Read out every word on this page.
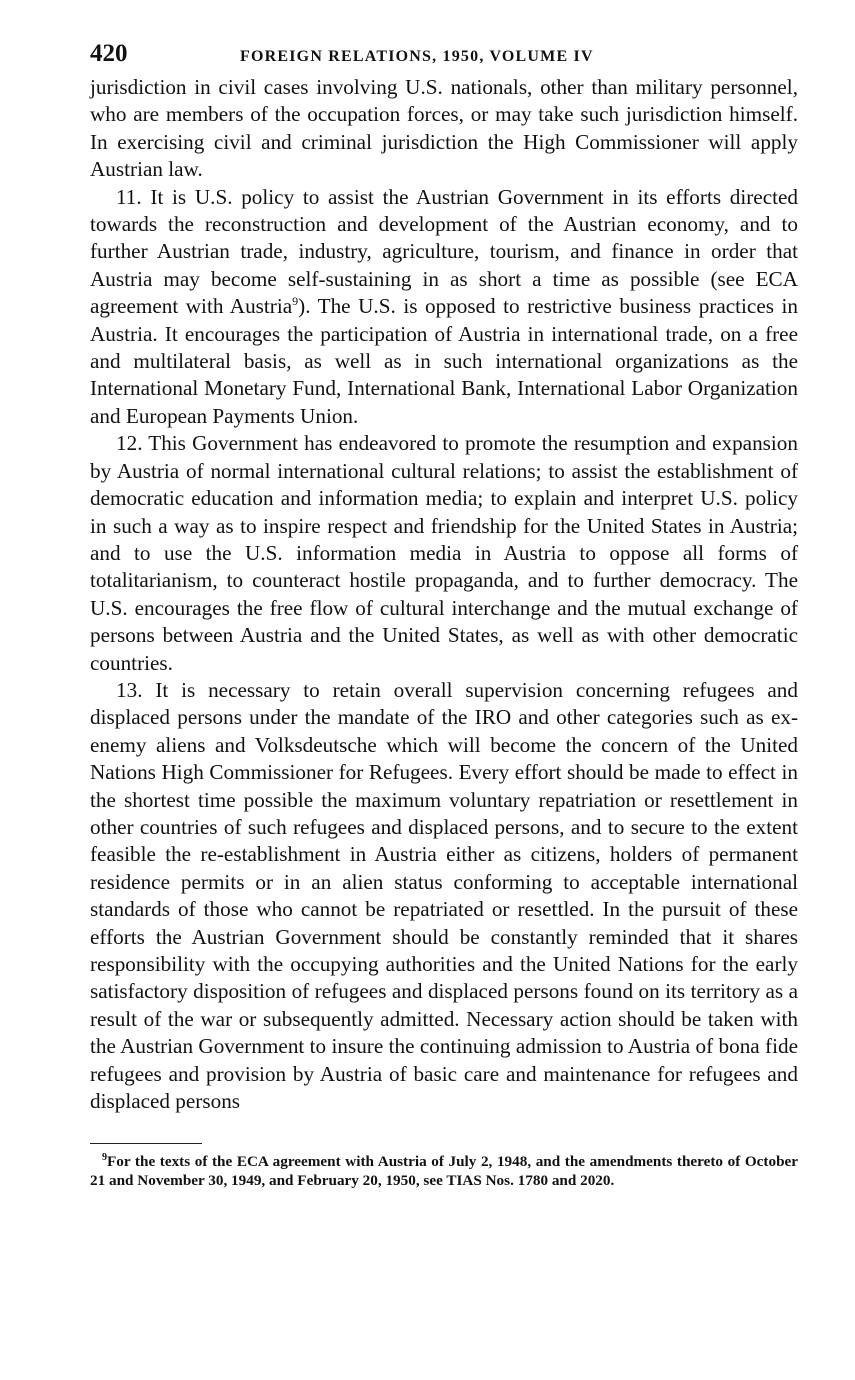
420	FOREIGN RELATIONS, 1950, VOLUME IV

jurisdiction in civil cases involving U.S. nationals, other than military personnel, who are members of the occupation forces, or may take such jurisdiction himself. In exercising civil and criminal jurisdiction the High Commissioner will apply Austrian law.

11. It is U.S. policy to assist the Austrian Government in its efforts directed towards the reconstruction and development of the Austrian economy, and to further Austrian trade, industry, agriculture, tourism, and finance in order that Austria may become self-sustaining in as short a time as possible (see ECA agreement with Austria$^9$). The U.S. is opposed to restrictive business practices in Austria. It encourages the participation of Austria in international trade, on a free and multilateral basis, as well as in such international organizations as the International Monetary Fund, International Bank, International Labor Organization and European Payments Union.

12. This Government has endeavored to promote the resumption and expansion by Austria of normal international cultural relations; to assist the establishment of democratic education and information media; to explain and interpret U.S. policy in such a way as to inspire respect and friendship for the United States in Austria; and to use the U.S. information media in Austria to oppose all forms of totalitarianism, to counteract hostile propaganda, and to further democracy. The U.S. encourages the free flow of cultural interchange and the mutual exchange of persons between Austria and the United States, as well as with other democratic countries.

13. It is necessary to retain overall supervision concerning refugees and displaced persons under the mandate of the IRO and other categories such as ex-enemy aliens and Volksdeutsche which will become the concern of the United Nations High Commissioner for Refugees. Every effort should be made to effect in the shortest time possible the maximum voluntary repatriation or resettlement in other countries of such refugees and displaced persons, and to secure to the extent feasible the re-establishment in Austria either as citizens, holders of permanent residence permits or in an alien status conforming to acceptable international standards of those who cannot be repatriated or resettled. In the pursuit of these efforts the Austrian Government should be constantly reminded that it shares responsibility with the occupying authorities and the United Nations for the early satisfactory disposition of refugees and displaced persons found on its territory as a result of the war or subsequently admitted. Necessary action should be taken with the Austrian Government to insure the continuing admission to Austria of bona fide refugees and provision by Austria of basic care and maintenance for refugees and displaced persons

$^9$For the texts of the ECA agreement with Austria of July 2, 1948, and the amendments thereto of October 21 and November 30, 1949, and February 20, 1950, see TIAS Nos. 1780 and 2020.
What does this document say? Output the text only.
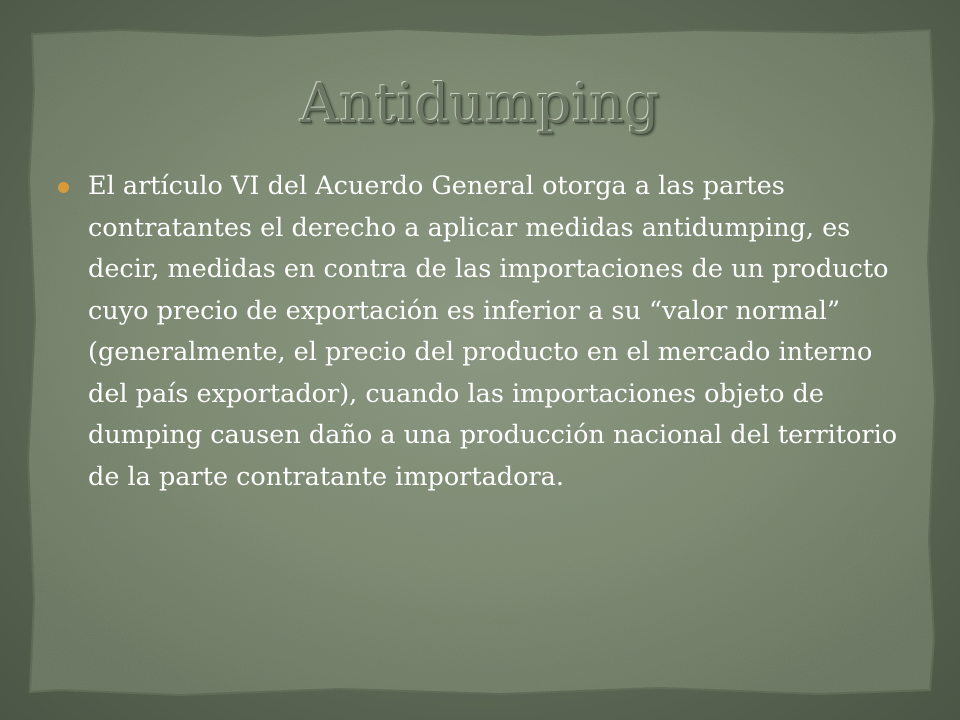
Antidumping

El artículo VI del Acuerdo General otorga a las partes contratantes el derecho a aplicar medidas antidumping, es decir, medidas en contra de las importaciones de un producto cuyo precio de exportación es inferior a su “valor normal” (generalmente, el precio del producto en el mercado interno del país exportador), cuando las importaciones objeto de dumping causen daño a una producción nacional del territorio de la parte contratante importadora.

=-=-=-=-=

* **Objective**:
Your task is to retype the lines running from the one that contains "What does this" through the end of the records, and nothing else. Pictures are not part of the copy.

* **Answer to the exercise**:
What does this document say? Output the text only.
Antidumping

El artículo VI del Acuerdo General otorga a las partes contratantes el derecho a aplicar medidas antidumping, es decir, medidas en contra de las importaciones de un producto cuyo precio de exportación es inferior a su “valor normal” (generalmente, el precio del producto en el mercado interno del país exportador), cuando las importaciones objeto de dumping causen daño a una producción nacional del territorio de la parte contratante importadora.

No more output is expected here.